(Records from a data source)
--------------------
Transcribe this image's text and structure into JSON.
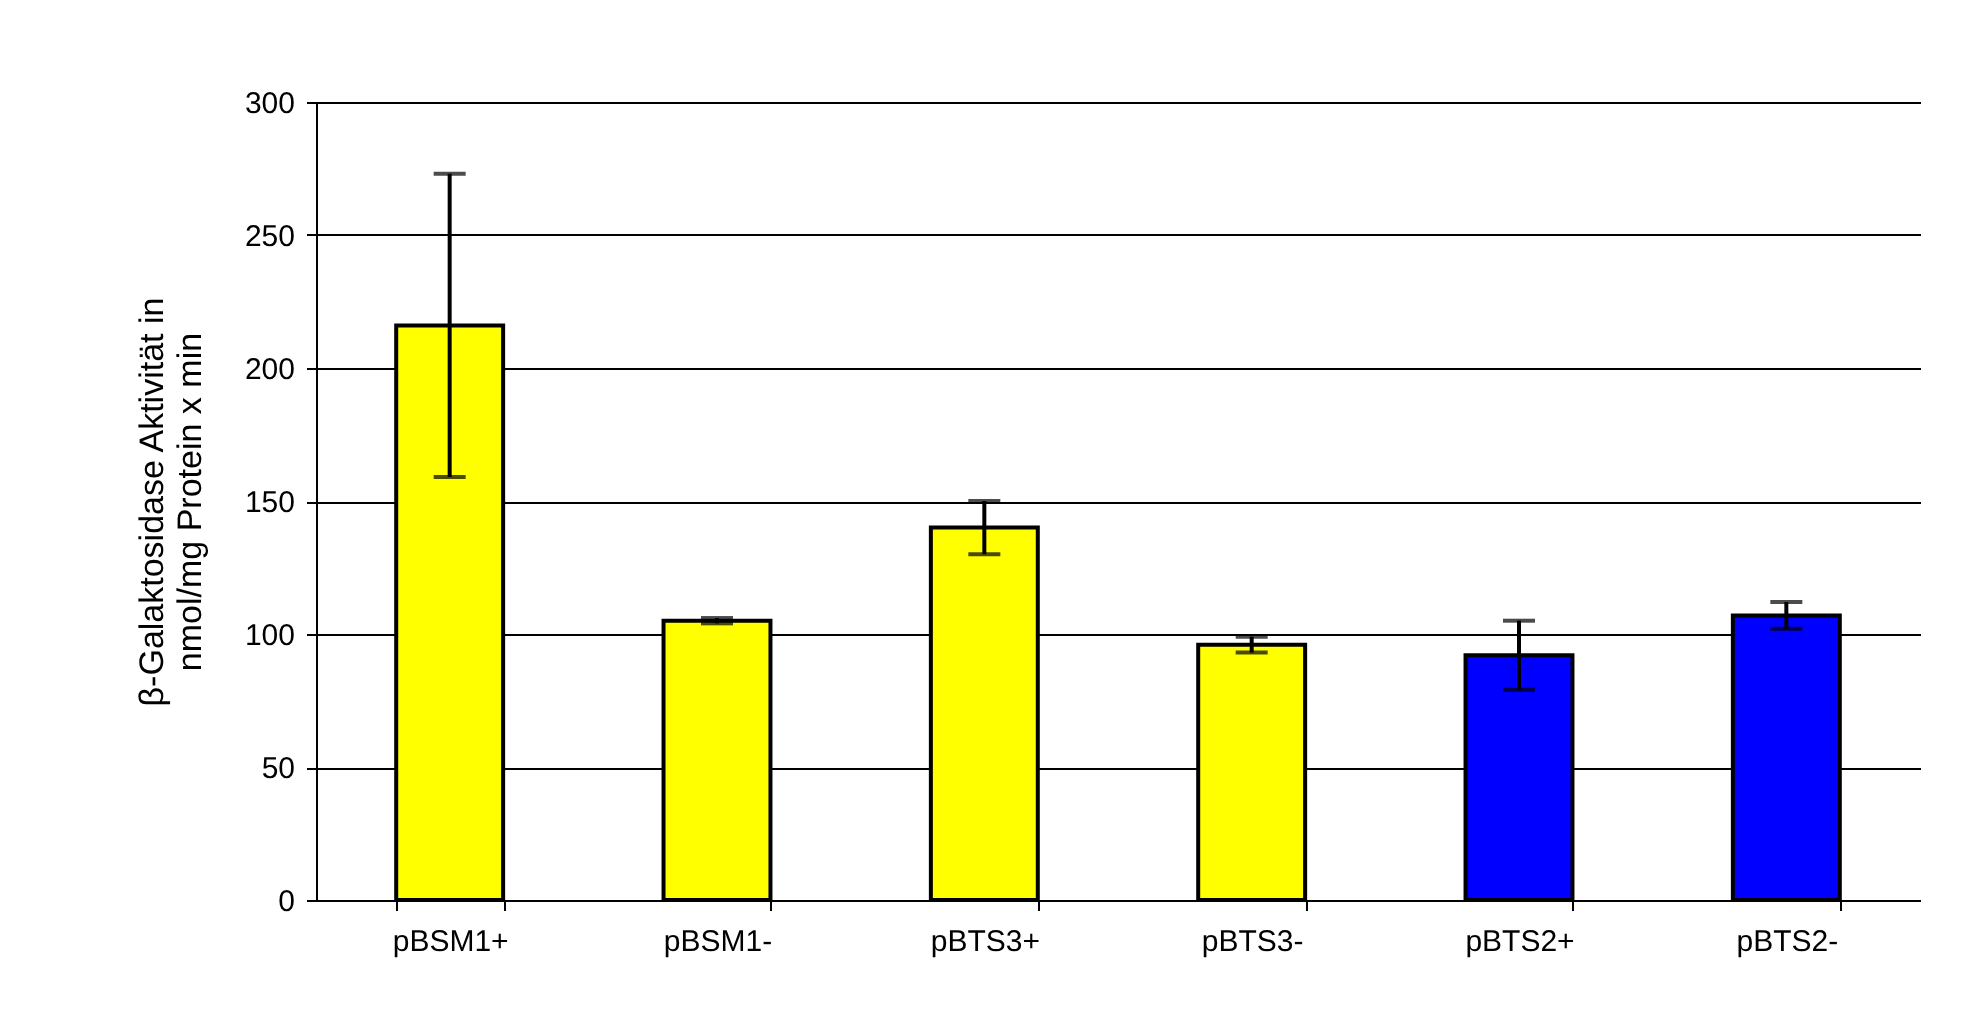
{
  "chart_data": {
    "type": "bar",
    "ylabel": "β-Galaktosidase Aktivität in\nnmol/mg Protein x min",
    "categories": [
      "pBSM1+",
      "pBSM1-",
      "pBTS3+",
      "pBTS3-",
      "pBTS2+",
      "pBTS2-"
    ],
    "values": [
      216,
      105,
      140,
      96,
      92,
      107
    ],
    "errors": [
      57,
      1,
      10,
      3,
      13,
      5
    ],
    "colors": [
      "#ffff00",
      "#ffff00",
      "#ffff00",
      "#ffff00",
      "#0000ff",
      "#0000ff"
    ],
    "ylim": [
      0,
      300
    ],
    "yticks": [
      0,
      50,
      100,
      150,
      200,
      250,
      300
    ],
    "grid": "y"
  }
}
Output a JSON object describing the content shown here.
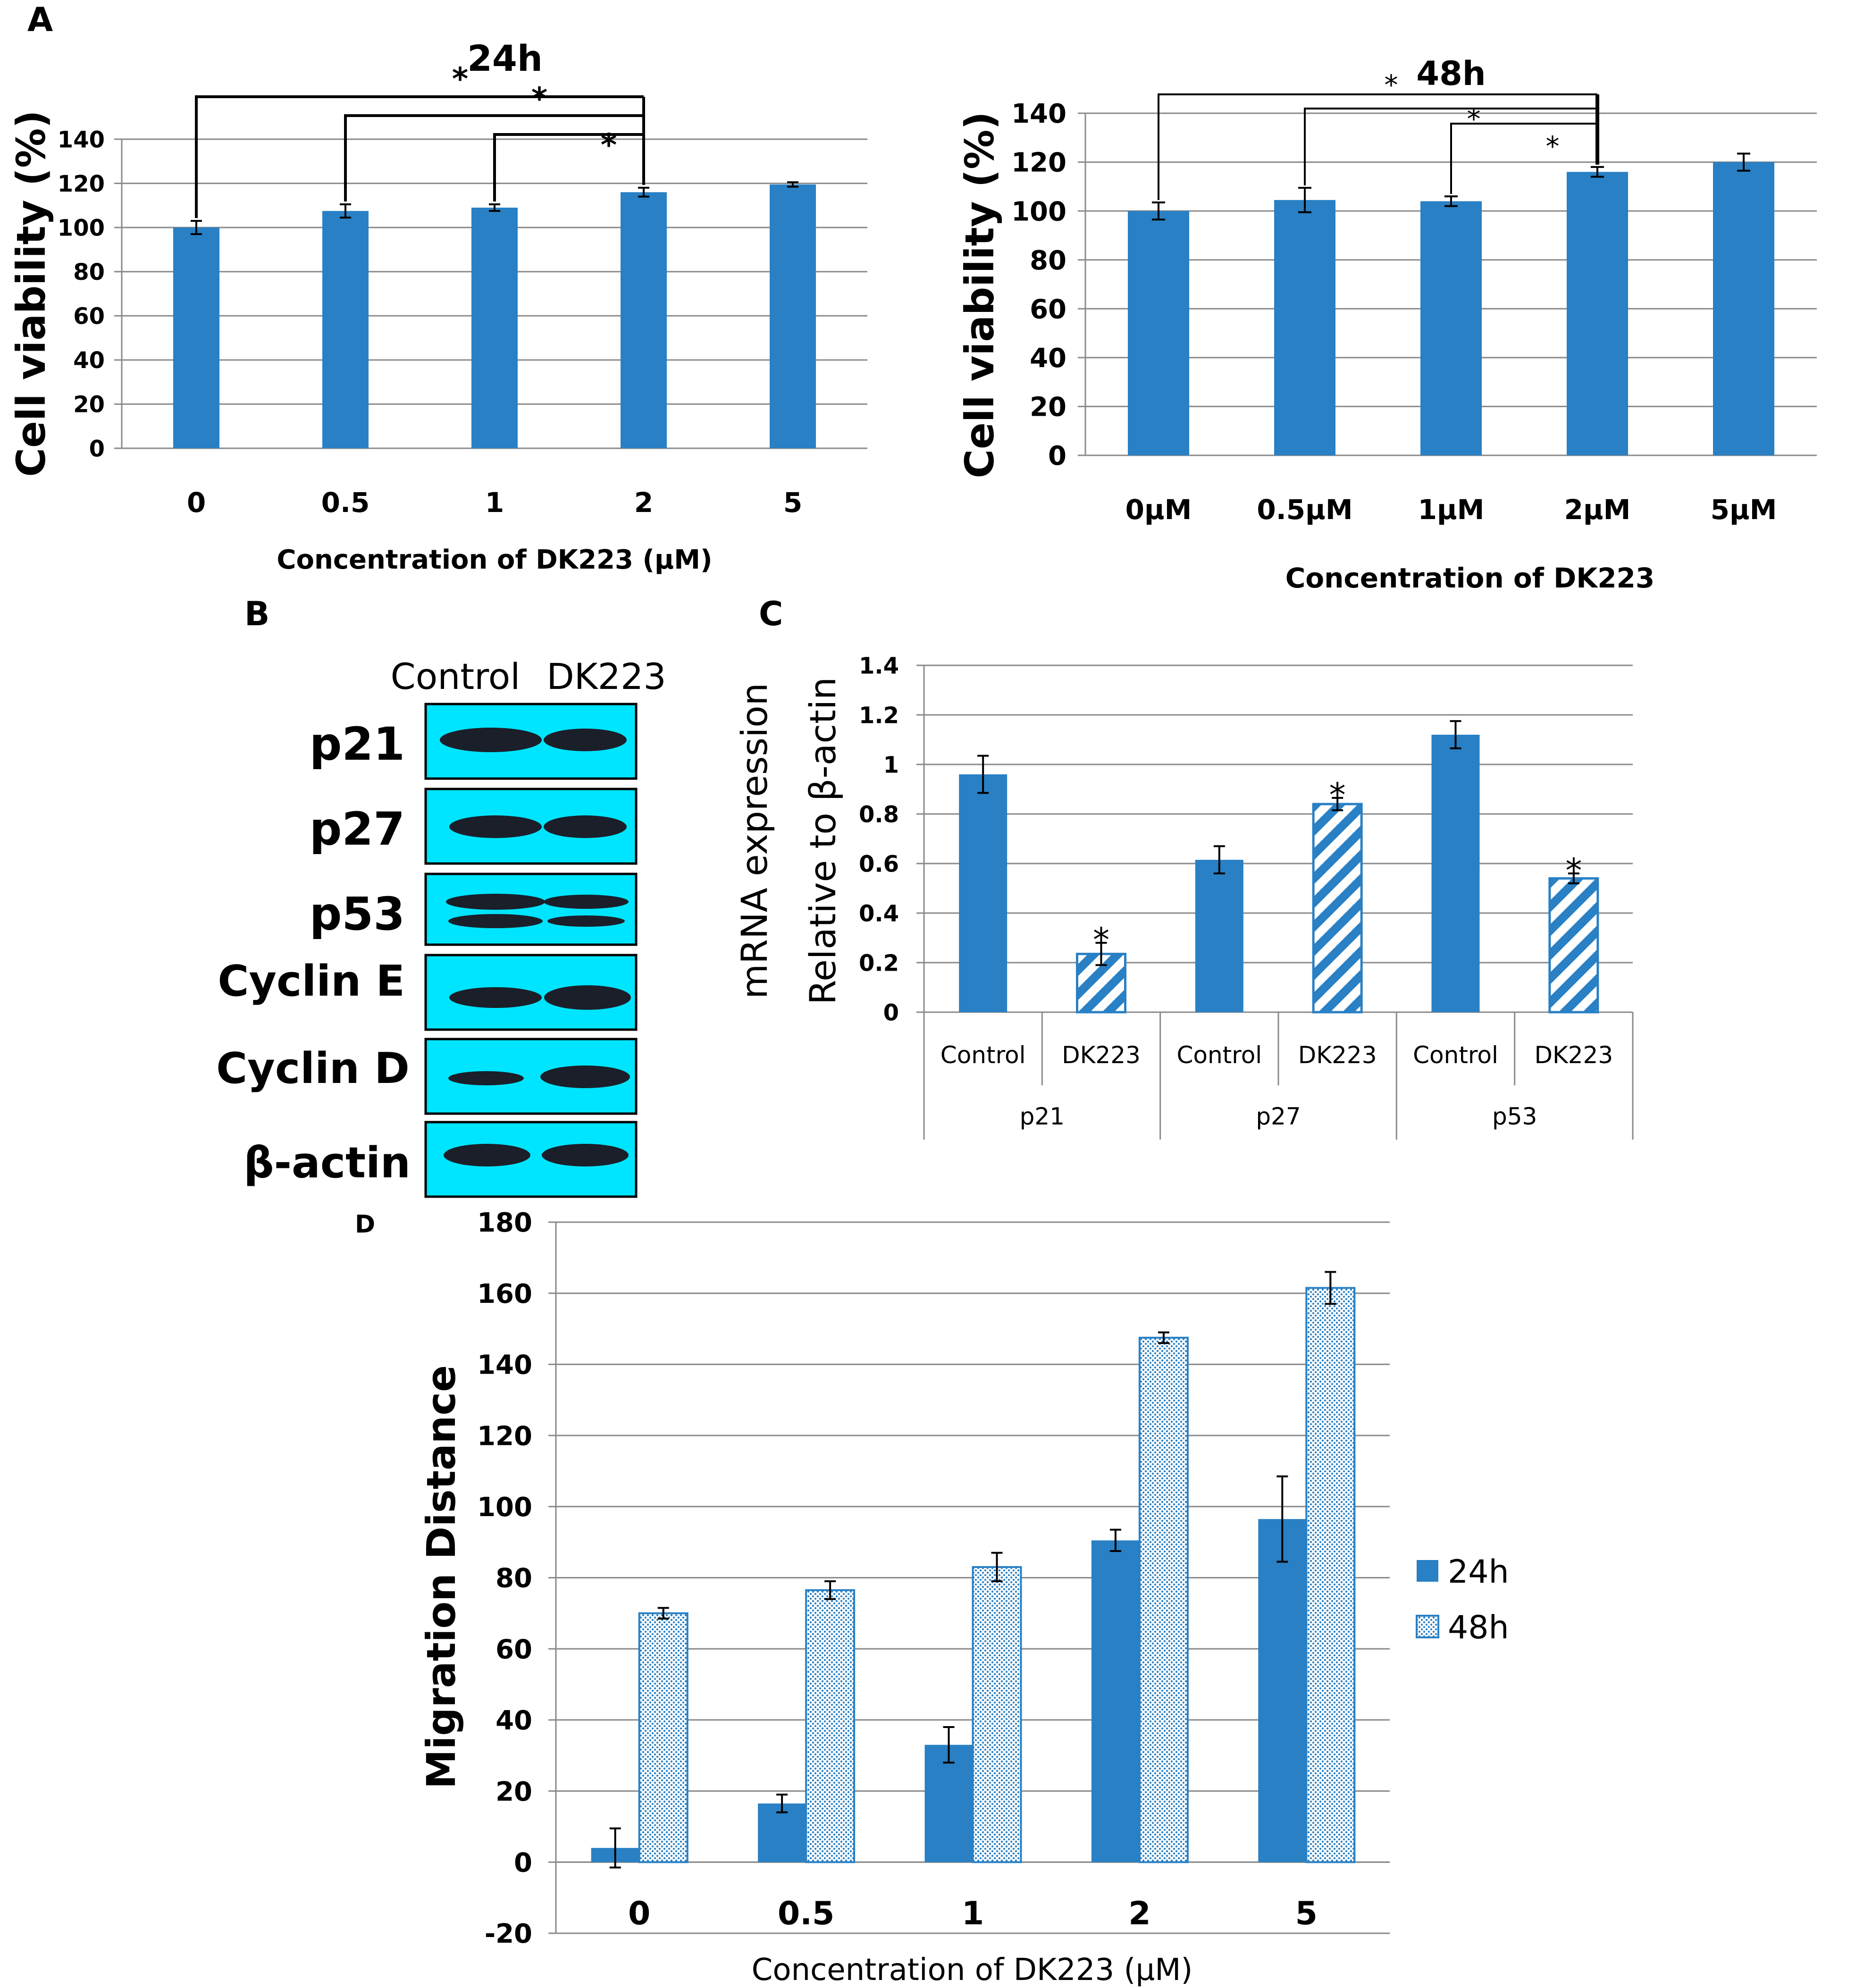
{
  "panels": {
    "a": "A",
    "b": "B",
    "c": "C",
    "d": "D"
  },
  "colors": {
    "bar": "#2980c4",
    "grid": "#8a8a8a",
    "axis": "#8a8a8a",
    "text": "#000000",
    "blot_bg": "#00e5ff",
    "band": "#1a1f2a"
  },
  "chart_data": [
    {
      "id": "a24",
      "type": "bar",
      "panel": "A",
      "annotation": "24h",
      "categories": [
        "0",
        "0.5",
        "1",
        "2",
        "5"
      ],
      "values": [
        100,
        107.5,
        109,
        116,
        119.5
      ],
      "errors": [
        3,
        3,
        1.5,
        2,
        1
      ],
      "xlabel": "Concentration of DK223 (μM)",
      "ylabel": "Cell viability (%)",
      "ylim": [
        0,
        140
      ],
      "yticks": [
        0,
        20,
        40,
        60,
        80,
        100,
        120,
        140
      ],
      "grid": true,
      "significance": [
        {
          "from": "0",
          "to": "2",
          "label": "*"
        },
        {
          "from": "0.5",
          "to": "2",
          "label": "*"
        },
        {
          "from": "1",
          "to": "2",
          "label": "*"
        }
      ]
    },
    {
      "id": "a48",
      "type": "bar",
      "panel": "A",
      "annotation": "48h",
      "categories": [
        "0μM",
        "0.5μM",
        "1μM",
        "2μM",
        "5μM"
      ],
      "values": [
        100,
        104.5,
        104,
        116,
        120
      ],
      "errors": [
        3.5,
        5,
        2,
        2,
        3.5
      ],
      "xlabel": "Concentration of DK223",
      "ylabel": "Cell viability  (%)",
      "ylim": [
        0,
        140
      ],
      "yticks": [
        0,
        20,
        40,
        60,
        80,
        100,
        120,
        140
      ],
      "grid": true,
      "significance": [
        {
          "from": "0μM",
          "to": "2μM",
          "label": "*"
        },
        {
          "from": "0.5μM",
          "to": "2μM",
          "label": "*"
        },
        {
          "from": "1μM",
          "to": "2μM",
          "label": "*"
        }
      ]
    },
    {
      "id": "c",
      "type": "bar",
      "panel": "C",
      "categories": [
        "Control",
        "DK223",
        "Control",
        "DK223",
        "Control",
        "DK223"
      ],
      "groups": [
        "p21",
        "p27",
        "p53"
      ],
      "values": [
        0.96,
        0.235,
        0.615,
        0.84,
        1.12,
        0.54
      ],
      "errors": [
        0.075,
        0.045,
        0.055,
        0.025,
        0.055,
        0.02
      ],
      "treated": [
        false,
        true,
        false,
        true,
        false,
        true
      ],
      "significant": [
        false,
        true,
        false,
        true,
        false,
        true
      ],
      "ylabel": [
        "mRNA expression",
        "Relative to β-actin"
      ],
      "ylim": [
        0,
        1.4
      ],
      "yticks": [
        0,
        0.2,
        0.4,
        0.6,
        0.8,
        1,
        1.2,
        1.4
      ],
      "grid": true
    },
    {
      "id": "d",
      "type": "bar",
      "panel": "D",
      "categories": [
        "0",
        "0.5",
        "1",
        "2",
        "5"
      ],
      "series": [
        {
          "name": "24h",
          "values": [
            4,
            16.5,
            33,
            90.5,
            96.5
          ],
          "errors": [
            5.5,
            2.5,
            5,
            3,
            12
          ],
          "pattern": "solid"
        },
        {
          "name": "48h",
          "values": [
            70,
            76.5,
            83,
            147.5,
            161.5
          ],
          "errors": [
            1.5,
            2.5,
            4,
            1.5,
            4.5
          ],
          "pattern": "dotted"
        }
      ],
      "xlabel": "Concentration of DK223 (μM)",
      "ylabel": "Migration Distance",
      "ylim": [
        -20,
        180
      ],
      "yticks": [
        -20,
        0,
        20,
        40,
        60,
        80,
        100,
        120,
        140,
        160,
        180
      ],
      "grid": true,
      "legend": "right"
    }
  ],
  "blot": {
    "headers": [
      "Control",
      "DK223"
    ],
    "rows": [
      {
        "label": "p21"
      },
      {
        "label": "p27"
      },
      {
        "label": "p53"
      },
      {
        "label": "Cyclin E"
      },
      {
        "label": "Cyclin D"
      },
      {
        "label": "β-actin"
      }
    ]
  }
}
--------------------
■ About this exercise
Copy the data above line for line, skipping every picture.

■ Reply
Transcribe this image's text and structure into JSON.
{
  "chart_data": {
    "type": "bar",
    "ylabel": "β-Galaktosidase Aktivität in\nnmol/mg Protein x min",
    "categories": [
      "pBSM1+",
      "pBSM1-",
      "pBTS3+",
      "pBTS3-",
      "pBTS2+",
      "pBTS2-"
    ],
    "values": [
      216,
      105,
      140,
      96,
      92,
      107
    ],
    "errors": [
      57,
      1,
      10,
      3,
      13,
      5
    ],
    "colors": [
      "#ffff00",
      "#ffff00",
      "#ffff00",
      "#ffff00",
      "#0000ff",
      "#0000ff"
    ],
    "ylim": [
      0,
      300
    ],
    "yticks": [
      0,
      50,
      100,
      150,
      200,
      250,
      300
    ],
    "grid": "y"
  }
}
Output a JSON object describing the content shown here.
{
  "panels": {
    "a": "A",
    "b": "B",
    "c": "C",
    "d": "D"
  },
  "colors": {
    "bar": "#2980c4",
    "grid": "#8a8a8a",
    "axis": "#8a8a8a",
    "text": "#000000",
    "blot_bg": "#00e5ff",
    "band": "#1a1f2a"
  },
  "chart_data": [
    {
      "id": "a24",
      "type": "bar",
      "panel": "A",
      "annotation": "24h",
      "categories": [
        "0",
        "0.5",
        "1",
        "2",
        "5"
      ],
      "values": [
        100,
        107.5,
        109,
        116,
        119.5
      ],
      "errors": [
        3,
        3,
        1.5,
        2,
        1
      ],
      "xlabel": "Concentration of DK223 (μM)",
      "ylabel": "Cell viability (%)",
      "ylim": [
        0,
        140
      ],
      "yticks": [
        0,
        20,
        40,
        60,
        80,
        100,
        120,
        140
      ],
      "grid": true,
      "significance": [
        {
          "from": "0",
          "to": "2",
          "label": "*"
        },
        {
          "from": "0.5",
          "to": "2",
          "label": "*"
        },
        {
          "from": "1",
          "to": "2",
          "label": "*"
        }
      ]
    },
    {
      "id": "a48",
      "type": "bar",
      "panel": "A",
      "annotation": "48h",
      "categories": [
        "0μM",
        "0.5μM",
        "1μM",
        "2μM",
        "5μM"
      ],
      "values": [
        100,
        104.5,
        104,
        116,
        120
      ],
      "errors": [
        3.5,
        5,
        2,
        2,
        3.5
      ],
      "xlabel": "Concentration of DK223",
      "ylabel": "Cell viability  (%)",
      "ylim": [
        0,
        140
      ],
      "yticks": [
        0,
        20,
        40,
        60,
        80,
        100,
        120,
        140
      ],
      "grid": true,
      "significance": [
        {
          "from": "0μM",
          "to": "2μM",
          "label": "*"
        },
        {
          "from": "0.5μM",
          "to": "2μM",
          "label": "*"
        },
        {
          "from": "1μM",
          "to": "2μM",
          "label": "*"
        }
      ]
    },
    {
      "id": "c",
      "type": "bar",
      "panel": "C",
      "categories": [
        "Control",
        "DK223",
        "Control",
        "DK223",
        "Control",
        "DK223"
      ],
      "groups": [
        "p21",
        "p27",
        "p53"
      ],
      "values": [
        0.96,
        0.235,
        0.615,
        0.84,
        1.12,
        0.54
      ],
      "errors": [
        0.075,
        0.045,
        0.055,
        0.025,
        0.055,
        0.02
      ],
      "treated": [
        false,
        true,
        false,
        true,
        false,
        true
      ],
      "significant": [
        false,
        true,
        false,
        true,
        false,
        true
      ],
      "ylabel": [
        "mRNA expression",
        "Relative to β-actin"
      ],
      "ylim": [
        0,
        1.4
      ],
      "yticks": [
        0,
        0.2,
        0.4,
        0.6,
        0.8,
        1,
        1.2,
        1.4
      ],
      "grid": true
    },
    {
      "id": "d",
      "type": "bar",
      "panel": "D",
      "categories": [
        "0",
        "0.5",
        "1",
        "2",
        "5"
      ],
      "series": [
        {
          "name": "24h",
          "values": [
            4,
            16.5,
            33,
            90.5,
            96.5
          ],
          "errors": [
            5.5,
            2.5,
            5,
            3,
            12
          ],
          "pattern": "solid"
        },
        {
          "name": "48h",
          "values": [
            70,
            76.5,
            83,
            147.5,
            161.5
          ],
          "errors": [
            1.5,
            2.5,
            4,
            1.5,
            4.5
          ],
          "pattern": "dotted"
        }
      ],
      "xlabel": "Concentration of DK223 (μM)",
      "ylabel": "Migration Distance",
      "ylim": [
        -20,
        180
      ],
      "yticks": [
        -20,
        0,
        20,
        40,
        60,
        80,
        100,
        120,
        140,
        160,
        180
      ],
      "grid": true,
      "legend": "right"
    }
  ],
  "blot": {
    "headers": [
      "Control",
      "DK223"
    ],
    "rows": [
      {
        "label": "p21"
      },
      {
        "label": "p27"
      },
      {
        "label": "p53"
      },
      {
        "label": "Cyclin E"
      },
      {
        "label": "Cyclin D"
      },
      {
        "label": "β-actin"
      }
    ]
  }
}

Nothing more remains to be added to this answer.